| Material shown |

start

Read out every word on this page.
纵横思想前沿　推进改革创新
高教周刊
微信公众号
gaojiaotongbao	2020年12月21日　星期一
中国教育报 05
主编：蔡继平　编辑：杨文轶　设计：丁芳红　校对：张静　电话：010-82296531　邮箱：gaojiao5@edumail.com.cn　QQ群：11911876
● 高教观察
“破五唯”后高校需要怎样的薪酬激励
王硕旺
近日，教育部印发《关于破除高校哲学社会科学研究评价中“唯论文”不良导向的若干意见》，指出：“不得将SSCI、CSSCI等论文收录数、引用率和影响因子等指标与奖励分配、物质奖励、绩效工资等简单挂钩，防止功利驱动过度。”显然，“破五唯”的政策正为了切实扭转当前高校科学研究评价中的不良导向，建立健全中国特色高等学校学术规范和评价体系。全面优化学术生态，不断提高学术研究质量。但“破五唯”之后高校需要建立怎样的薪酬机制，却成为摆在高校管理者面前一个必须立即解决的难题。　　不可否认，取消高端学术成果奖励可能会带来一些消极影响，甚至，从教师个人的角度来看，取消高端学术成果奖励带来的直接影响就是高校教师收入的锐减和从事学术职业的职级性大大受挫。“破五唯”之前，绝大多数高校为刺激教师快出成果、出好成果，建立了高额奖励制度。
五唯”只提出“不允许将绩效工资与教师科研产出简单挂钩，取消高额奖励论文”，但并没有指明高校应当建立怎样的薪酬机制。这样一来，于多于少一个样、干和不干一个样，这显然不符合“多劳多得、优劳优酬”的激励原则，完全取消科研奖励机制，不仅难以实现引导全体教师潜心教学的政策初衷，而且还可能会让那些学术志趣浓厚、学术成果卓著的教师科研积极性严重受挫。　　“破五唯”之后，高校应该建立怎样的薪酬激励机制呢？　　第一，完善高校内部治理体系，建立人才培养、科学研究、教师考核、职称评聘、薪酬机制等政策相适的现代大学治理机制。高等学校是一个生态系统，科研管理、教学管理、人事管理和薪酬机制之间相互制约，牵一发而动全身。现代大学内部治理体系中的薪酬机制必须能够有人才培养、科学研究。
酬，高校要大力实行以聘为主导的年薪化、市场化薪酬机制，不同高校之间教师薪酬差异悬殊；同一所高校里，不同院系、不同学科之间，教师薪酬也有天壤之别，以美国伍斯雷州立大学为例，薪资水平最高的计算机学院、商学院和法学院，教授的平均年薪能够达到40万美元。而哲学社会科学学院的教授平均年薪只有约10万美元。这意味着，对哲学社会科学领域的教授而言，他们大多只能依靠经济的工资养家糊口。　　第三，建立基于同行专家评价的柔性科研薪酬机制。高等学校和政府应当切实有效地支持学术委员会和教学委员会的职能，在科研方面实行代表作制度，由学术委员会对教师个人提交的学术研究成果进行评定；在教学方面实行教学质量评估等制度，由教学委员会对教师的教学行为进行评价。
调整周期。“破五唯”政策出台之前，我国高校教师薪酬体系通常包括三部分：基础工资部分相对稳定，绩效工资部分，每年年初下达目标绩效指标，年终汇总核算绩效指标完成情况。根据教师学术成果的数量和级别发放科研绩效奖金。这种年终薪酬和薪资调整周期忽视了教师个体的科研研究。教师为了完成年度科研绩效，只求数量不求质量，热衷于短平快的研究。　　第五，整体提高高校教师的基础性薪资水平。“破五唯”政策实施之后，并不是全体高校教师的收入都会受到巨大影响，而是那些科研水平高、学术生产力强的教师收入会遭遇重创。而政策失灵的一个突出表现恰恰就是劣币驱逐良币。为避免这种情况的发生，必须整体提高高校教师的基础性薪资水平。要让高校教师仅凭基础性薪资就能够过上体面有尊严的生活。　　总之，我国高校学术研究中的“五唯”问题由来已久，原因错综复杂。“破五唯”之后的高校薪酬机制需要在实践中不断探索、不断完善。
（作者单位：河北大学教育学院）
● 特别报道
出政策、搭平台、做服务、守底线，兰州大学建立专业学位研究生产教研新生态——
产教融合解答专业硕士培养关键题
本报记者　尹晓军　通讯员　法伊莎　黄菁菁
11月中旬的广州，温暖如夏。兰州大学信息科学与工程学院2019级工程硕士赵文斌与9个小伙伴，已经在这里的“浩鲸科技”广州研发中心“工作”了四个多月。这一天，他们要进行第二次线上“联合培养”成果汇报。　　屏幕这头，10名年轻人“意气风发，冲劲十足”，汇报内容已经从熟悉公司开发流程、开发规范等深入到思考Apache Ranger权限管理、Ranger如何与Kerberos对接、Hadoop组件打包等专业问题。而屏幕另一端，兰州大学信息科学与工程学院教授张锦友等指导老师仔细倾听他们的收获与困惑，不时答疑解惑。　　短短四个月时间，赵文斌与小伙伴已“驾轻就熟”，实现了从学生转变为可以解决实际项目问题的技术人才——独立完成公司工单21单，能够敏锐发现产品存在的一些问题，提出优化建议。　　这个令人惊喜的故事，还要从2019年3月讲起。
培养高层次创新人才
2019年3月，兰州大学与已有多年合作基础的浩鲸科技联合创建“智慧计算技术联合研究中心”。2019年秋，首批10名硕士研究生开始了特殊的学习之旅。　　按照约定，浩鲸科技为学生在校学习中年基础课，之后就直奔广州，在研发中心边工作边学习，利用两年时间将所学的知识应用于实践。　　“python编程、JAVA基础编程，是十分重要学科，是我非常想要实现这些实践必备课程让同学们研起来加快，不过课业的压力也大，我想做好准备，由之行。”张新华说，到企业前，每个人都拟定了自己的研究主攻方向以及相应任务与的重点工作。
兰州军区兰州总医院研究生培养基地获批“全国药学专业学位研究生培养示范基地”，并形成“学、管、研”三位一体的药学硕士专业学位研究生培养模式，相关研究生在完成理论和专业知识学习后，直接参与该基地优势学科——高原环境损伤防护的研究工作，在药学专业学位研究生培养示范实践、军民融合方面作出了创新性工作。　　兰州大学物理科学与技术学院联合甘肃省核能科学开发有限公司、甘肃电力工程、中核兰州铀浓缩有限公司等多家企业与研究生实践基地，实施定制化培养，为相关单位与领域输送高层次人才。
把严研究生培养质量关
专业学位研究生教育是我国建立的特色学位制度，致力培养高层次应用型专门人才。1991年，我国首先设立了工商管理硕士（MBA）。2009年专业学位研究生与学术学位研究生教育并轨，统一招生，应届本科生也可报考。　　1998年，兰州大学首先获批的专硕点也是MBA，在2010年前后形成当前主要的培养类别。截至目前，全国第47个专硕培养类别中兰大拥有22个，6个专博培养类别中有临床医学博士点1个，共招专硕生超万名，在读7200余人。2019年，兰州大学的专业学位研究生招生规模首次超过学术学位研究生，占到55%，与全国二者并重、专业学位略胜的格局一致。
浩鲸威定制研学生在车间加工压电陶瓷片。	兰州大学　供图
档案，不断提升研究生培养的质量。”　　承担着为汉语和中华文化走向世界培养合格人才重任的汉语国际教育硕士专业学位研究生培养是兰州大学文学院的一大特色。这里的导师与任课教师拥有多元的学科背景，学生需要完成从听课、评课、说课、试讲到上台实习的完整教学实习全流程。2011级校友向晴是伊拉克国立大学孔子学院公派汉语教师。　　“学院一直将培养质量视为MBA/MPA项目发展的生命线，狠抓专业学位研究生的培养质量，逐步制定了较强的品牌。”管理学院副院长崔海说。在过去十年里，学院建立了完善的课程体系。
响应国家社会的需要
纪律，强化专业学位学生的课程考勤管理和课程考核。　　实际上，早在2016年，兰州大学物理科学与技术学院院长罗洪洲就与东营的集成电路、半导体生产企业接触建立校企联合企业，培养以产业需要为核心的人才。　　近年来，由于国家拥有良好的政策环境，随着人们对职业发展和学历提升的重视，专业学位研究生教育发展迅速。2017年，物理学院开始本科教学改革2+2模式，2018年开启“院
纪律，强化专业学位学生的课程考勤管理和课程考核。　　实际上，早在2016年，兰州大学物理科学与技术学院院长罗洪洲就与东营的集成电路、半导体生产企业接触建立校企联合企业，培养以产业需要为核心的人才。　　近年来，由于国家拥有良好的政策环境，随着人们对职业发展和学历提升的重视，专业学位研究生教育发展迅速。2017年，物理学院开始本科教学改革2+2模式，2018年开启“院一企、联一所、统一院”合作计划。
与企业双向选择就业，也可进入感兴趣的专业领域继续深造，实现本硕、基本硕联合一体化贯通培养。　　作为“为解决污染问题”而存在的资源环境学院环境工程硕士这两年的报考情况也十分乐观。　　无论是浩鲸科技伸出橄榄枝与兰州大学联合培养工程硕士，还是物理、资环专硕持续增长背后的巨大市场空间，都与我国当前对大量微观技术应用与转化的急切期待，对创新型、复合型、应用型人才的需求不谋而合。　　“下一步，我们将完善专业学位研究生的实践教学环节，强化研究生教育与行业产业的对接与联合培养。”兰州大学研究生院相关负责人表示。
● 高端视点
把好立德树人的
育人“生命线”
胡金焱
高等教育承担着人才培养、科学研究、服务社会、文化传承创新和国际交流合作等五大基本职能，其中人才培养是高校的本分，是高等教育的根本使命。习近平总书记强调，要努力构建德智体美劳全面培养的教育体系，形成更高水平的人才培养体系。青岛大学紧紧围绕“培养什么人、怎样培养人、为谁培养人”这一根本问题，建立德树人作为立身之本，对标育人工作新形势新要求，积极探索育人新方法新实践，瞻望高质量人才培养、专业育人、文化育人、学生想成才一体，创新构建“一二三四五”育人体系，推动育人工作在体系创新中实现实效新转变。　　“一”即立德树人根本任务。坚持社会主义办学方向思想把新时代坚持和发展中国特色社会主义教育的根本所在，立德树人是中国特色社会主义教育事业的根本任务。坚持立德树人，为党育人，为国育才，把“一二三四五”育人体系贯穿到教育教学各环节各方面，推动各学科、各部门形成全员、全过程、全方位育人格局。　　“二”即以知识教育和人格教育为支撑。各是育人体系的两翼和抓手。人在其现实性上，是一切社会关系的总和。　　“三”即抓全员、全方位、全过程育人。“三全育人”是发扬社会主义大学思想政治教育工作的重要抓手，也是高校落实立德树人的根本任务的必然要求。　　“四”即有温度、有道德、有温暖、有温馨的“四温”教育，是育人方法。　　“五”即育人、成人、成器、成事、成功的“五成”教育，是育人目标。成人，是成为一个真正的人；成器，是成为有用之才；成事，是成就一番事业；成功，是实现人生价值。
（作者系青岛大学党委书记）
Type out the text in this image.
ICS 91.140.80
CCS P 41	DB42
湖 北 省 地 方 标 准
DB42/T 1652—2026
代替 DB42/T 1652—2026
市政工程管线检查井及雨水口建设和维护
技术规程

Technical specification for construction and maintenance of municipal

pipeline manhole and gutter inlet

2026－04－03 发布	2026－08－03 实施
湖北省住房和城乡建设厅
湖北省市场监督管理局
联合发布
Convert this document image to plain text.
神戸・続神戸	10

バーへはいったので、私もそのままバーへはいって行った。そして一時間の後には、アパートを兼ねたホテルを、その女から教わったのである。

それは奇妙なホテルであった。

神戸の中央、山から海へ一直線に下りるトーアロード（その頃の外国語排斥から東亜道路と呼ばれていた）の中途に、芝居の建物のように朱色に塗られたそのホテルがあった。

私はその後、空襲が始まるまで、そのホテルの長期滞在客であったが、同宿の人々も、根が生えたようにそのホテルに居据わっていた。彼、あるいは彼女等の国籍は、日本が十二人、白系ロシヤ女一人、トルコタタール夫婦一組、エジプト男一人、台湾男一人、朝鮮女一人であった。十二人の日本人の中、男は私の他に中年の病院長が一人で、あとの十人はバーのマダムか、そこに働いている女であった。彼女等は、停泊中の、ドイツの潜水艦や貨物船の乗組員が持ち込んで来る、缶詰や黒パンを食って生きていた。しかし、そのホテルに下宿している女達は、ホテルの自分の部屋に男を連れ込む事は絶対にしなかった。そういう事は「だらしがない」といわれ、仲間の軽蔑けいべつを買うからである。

end

Starting at the line that contains "Convert this document image to plain text.", write out every line to the end of the entries, exactly as given.

| Exercise response |
Convert this document image to plain text.
神戸・続神戸	10

バーへはいったので、私もそのままバーへはいって行った。そして一時間の後には、アパートを兼ねたホテルを、その女から教わったのである。

それは奇妙なホテルであった。

神戸の中央、山から海へ一直線に下りるトーアロード（その頃の外国語排斥から東亜道路と呼ばれていた）の中途に、芝居の建物のように朱色に塗られたそのホテルがあった。

私はその後、空襲が始まるまで、そのホテルの長期滞在客であったが、同宿の人々も、根が生えたようにそのホテルに居据わっていた。彼、あるいは彼女等の国籍は、日本が十二人、白系ロシヤ女一人、トルコタタール夫婦一組、エジプト男一人、台湾男一人、朝鮮女一人であった。十二人の日本人の中、男は私の他に中年の病院長が一人で、あとの十人はバーのマダムか、そこに働いている女であった。彼女等は、停泊中の、ドイツの潜水艦や貨物船の乗組員が持ち込んで来る、缶詰や黒パンを食って生きていた。しかし、そのホテルに下宿している女達は、ホテルの自分の部屋に男を連れ込む事は絶対にしなかった。そういう事は「だらしがない」といわれ、仲間の軽蔑けいべつを買うからである。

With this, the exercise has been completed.